Without omitting anything, return the records precisely as given.

Dataset records:
_ _ _ _ _ _ _

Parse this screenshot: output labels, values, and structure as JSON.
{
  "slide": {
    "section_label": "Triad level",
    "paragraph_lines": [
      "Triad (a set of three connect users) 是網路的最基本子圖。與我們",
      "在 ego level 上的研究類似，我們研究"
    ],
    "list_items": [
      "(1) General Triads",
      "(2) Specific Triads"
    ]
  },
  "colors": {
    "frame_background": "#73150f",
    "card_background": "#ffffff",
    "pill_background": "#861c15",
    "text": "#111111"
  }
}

_ _ _ _ _ _ _

Exercise response:
Parse this screenshot: output labels, values, and structure as JSON.
{
  "slide": {
    "section_label": "Triad level",
    "paragraph_lines": [
      "Triad (a set of three connect users) 是網路的最基本子圖。與我們",
      "在 ego level 上的研究類似，我們研究"
    ],
    "list_items": [
      "(1) General Triads",
      "(2) Specific Triads"
    ]
  },
  "colors": {
    "frame_background": "#73150f",
    "card_background": "#ffffff",
    "pill_background": "#861c15",
    "text": "#111111"
  }
}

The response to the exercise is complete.